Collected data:
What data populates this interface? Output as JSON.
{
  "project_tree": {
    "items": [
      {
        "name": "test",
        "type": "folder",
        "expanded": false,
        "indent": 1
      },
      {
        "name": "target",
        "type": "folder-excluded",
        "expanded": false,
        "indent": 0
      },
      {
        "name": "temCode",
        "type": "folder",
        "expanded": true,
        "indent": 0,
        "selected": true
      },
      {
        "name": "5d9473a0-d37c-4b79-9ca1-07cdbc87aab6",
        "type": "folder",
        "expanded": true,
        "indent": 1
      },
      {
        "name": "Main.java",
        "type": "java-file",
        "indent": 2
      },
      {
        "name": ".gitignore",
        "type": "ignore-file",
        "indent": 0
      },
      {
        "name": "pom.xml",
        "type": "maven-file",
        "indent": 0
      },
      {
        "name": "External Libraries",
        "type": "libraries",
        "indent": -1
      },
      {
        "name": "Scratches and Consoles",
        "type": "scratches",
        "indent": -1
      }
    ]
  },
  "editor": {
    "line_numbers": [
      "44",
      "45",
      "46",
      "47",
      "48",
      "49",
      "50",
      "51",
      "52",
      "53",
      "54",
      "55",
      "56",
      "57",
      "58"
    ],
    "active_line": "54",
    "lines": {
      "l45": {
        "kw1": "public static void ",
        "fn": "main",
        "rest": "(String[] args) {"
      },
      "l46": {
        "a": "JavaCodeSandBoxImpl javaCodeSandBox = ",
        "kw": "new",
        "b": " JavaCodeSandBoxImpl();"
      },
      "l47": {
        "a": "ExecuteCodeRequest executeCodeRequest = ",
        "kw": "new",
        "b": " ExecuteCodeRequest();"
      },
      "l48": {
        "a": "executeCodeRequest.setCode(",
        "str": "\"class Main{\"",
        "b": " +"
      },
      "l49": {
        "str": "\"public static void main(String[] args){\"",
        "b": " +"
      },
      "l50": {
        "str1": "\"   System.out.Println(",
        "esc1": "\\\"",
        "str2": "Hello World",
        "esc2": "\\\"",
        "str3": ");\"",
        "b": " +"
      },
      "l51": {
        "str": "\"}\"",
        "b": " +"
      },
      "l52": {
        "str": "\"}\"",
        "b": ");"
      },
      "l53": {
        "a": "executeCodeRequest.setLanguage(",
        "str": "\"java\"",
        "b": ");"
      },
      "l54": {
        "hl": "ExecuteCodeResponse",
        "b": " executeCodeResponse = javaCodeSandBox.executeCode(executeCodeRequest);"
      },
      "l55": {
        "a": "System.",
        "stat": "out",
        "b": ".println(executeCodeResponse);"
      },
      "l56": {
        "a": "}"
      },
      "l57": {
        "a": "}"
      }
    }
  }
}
...
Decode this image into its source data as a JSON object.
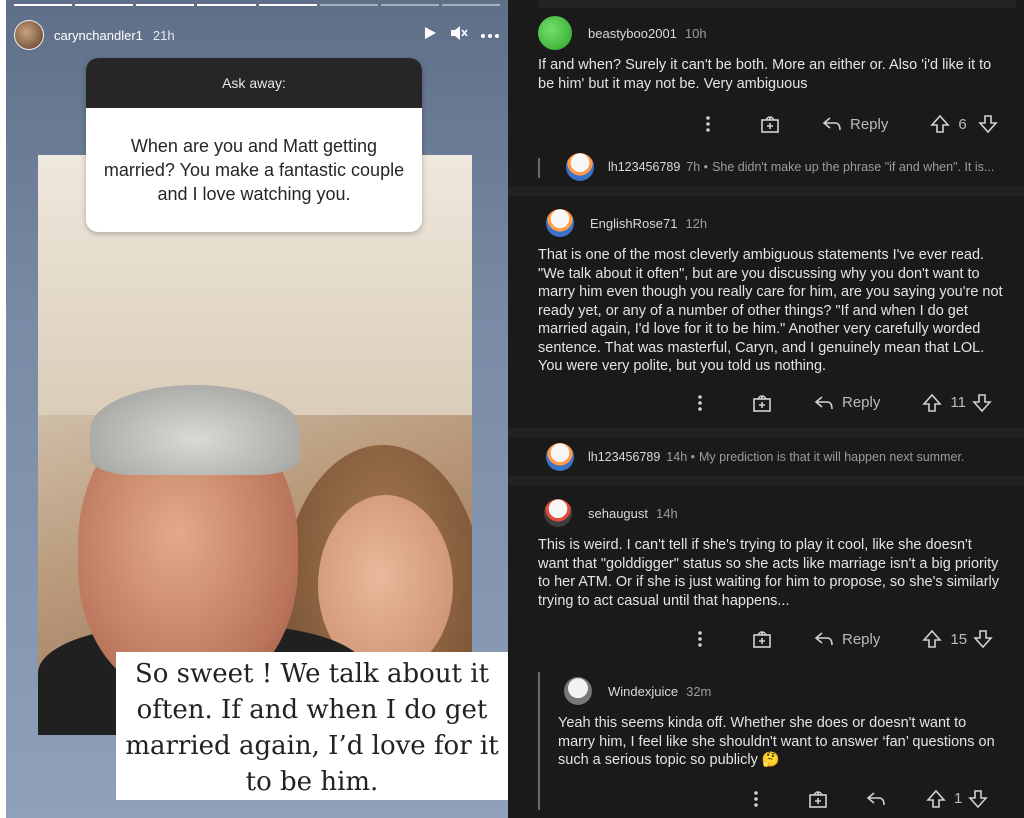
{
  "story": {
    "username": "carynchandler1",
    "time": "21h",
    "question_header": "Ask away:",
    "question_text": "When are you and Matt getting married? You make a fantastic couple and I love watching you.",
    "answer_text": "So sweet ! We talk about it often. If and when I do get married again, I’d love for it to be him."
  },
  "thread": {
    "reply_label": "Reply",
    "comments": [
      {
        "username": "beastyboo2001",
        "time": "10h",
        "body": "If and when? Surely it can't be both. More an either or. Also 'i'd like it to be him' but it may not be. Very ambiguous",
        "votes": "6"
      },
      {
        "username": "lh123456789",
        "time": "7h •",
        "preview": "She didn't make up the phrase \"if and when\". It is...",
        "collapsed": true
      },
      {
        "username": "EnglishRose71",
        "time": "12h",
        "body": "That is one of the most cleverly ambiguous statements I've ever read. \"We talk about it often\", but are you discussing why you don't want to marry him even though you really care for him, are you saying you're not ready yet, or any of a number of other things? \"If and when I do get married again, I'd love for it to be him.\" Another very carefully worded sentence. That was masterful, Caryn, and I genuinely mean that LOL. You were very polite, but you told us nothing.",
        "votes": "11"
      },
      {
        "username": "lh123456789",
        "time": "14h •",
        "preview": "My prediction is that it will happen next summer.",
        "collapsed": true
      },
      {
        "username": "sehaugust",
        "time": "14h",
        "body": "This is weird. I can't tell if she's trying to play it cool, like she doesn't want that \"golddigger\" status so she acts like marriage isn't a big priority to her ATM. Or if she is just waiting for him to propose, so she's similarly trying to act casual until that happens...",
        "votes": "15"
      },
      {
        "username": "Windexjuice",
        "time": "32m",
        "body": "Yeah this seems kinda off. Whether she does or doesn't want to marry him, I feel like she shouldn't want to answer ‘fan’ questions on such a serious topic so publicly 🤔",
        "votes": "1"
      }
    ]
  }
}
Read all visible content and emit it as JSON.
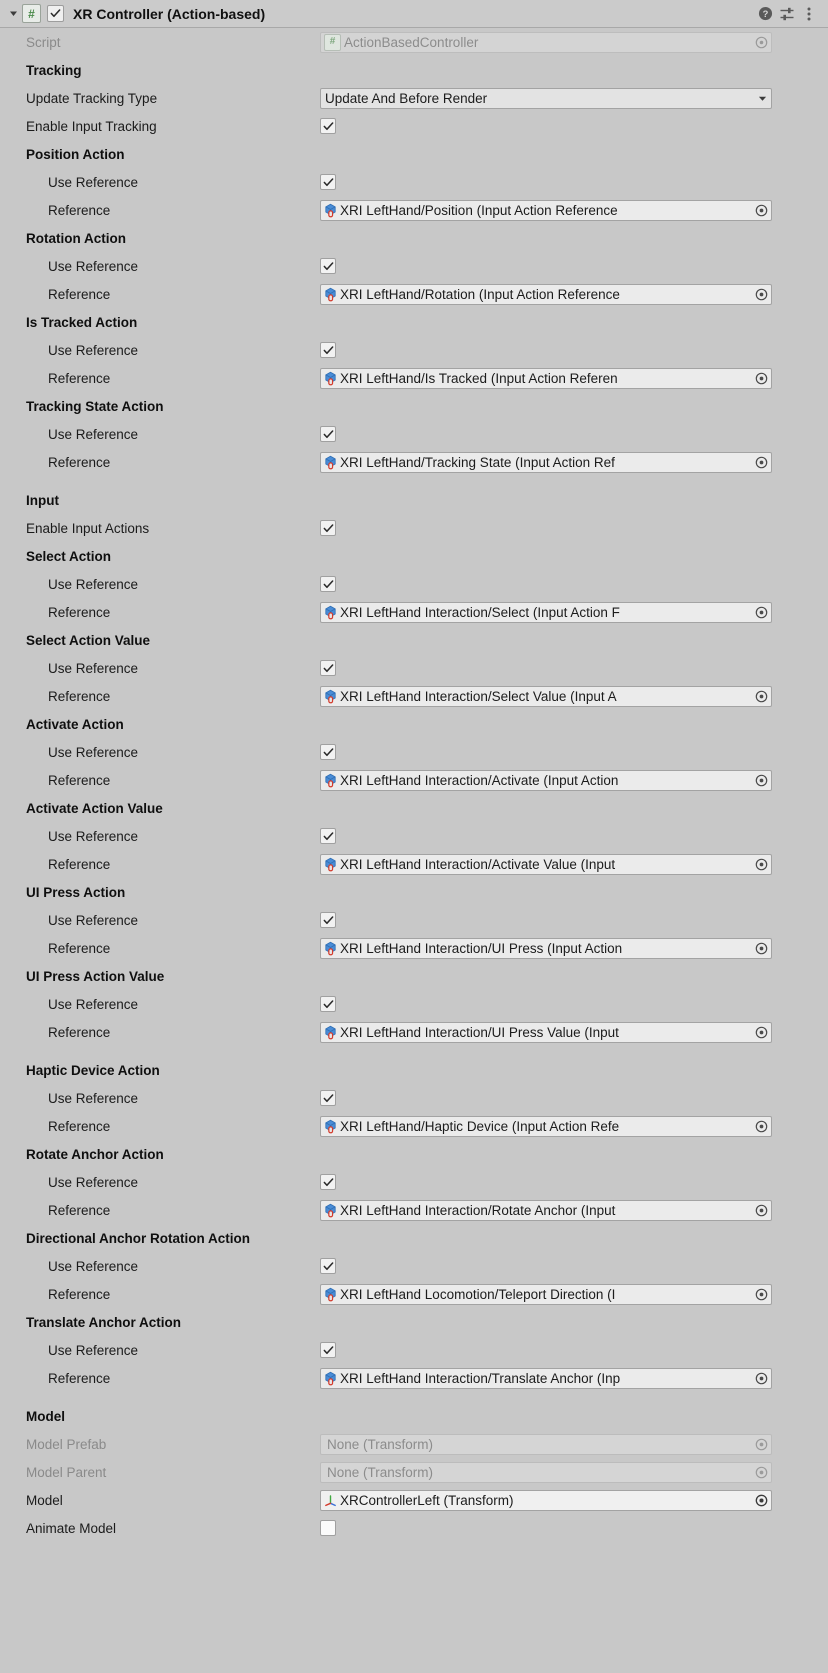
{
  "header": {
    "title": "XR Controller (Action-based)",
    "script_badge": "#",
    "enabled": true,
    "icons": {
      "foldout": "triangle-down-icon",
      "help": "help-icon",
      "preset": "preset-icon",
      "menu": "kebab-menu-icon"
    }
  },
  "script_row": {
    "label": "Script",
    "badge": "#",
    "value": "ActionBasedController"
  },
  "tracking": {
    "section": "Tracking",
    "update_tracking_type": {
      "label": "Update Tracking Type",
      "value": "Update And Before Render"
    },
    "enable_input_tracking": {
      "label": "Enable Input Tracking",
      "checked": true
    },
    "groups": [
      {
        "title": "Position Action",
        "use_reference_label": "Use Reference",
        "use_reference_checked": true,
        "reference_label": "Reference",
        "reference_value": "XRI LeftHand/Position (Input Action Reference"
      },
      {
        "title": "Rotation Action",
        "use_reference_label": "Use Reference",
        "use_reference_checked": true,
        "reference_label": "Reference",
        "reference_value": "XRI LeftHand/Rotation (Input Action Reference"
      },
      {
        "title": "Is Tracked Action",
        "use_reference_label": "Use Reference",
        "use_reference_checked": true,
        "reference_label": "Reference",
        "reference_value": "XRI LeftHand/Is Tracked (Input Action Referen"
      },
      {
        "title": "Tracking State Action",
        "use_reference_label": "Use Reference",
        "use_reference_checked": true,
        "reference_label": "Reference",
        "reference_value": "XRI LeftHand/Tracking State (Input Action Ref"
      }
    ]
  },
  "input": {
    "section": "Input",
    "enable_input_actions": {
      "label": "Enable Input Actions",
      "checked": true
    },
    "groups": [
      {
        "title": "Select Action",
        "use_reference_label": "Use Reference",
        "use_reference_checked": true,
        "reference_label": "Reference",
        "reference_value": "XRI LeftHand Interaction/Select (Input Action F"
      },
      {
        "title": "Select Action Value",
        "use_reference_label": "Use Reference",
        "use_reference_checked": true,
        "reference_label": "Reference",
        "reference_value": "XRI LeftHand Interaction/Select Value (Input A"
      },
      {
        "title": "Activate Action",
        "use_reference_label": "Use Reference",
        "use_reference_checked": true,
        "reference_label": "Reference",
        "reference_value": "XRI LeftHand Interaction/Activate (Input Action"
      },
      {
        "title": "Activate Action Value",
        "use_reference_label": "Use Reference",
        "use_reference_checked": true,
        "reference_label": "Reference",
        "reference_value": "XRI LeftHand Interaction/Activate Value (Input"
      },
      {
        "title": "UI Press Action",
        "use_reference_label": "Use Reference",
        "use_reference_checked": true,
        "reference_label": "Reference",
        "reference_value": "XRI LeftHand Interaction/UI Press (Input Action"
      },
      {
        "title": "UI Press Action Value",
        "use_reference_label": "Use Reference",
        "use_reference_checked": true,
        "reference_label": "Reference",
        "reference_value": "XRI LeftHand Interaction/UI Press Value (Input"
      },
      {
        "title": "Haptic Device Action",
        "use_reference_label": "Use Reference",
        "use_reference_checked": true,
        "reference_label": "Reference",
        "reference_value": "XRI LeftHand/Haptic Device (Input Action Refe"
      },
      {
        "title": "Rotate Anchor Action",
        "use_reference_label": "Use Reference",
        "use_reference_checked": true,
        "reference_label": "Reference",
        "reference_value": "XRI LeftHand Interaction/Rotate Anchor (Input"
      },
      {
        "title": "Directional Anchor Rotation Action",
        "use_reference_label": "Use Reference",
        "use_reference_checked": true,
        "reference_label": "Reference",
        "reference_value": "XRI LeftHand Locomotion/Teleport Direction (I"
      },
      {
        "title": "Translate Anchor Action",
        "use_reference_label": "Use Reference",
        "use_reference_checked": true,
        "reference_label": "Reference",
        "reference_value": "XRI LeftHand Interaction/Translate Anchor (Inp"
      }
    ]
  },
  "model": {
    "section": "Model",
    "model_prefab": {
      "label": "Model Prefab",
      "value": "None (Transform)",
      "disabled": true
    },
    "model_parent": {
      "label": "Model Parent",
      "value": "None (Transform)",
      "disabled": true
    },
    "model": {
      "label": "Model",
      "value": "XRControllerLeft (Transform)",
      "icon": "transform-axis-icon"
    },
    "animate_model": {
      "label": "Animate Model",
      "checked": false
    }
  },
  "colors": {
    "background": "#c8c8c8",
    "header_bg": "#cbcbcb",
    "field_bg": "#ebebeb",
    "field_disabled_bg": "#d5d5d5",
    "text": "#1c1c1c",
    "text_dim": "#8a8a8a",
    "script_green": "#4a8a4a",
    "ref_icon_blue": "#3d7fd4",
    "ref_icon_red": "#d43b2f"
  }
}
--
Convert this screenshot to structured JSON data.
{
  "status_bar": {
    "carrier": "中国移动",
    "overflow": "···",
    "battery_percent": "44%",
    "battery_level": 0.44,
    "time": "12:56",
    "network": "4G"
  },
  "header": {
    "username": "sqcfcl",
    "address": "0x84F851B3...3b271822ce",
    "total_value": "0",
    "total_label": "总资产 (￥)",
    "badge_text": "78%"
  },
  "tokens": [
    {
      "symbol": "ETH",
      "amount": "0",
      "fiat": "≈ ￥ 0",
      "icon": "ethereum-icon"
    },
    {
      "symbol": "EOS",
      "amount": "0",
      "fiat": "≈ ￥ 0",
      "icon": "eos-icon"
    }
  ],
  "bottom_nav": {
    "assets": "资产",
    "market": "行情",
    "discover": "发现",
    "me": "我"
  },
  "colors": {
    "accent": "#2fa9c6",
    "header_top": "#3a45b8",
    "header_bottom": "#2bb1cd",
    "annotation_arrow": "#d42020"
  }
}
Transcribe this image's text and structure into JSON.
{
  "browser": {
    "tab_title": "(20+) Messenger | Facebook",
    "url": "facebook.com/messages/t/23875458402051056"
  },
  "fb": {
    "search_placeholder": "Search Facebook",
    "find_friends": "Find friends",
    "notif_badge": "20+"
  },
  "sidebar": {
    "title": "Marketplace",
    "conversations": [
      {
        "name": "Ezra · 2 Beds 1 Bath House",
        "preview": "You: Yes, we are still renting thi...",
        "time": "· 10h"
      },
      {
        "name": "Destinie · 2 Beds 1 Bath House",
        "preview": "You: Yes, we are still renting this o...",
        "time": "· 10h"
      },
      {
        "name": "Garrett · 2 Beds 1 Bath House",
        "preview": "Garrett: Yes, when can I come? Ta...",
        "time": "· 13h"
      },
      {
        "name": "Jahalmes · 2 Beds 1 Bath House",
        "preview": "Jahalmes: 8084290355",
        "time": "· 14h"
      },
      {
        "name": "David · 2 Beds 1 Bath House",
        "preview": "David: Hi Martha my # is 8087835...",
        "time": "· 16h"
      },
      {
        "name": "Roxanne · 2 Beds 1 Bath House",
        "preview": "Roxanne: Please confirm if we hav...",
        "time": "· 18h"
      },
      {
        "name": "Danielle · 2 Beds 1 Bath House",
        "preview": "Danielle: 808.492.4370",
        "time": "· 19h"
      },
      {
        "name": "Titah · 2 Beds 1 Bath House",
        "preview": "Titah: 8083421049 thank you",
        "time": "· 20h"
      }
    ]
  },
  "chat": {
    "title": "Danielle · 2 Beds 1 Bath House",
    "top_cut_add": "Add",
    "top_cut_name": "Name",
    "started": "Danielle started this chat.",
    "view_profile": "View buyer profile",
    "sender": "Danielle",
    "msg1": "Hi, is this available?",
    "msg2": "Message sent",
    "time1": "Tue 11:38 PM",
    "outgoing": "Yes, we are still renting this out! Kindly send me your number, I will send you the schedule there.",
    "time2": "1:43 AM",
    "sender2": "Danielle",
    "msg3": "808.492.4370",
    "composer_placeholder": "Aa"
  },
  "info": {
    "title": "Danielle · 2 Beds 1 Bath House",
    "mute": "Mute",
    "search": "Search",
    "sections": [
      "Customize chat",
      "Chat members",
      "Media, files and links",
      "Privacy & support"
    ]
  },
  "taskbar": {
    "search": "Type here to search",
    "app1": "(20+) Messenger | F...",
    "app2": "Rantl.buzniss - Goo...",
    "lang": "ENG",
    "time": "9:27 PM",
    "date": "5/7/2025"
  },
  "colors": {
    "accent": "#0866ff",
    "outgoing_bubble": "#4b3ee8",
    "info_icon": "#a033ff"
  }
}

WORK INSTRUCTIONS:
Some lines of the data may hold the word "Position". Say how many do, with nothing else.

RESULT OF THE TASK:
2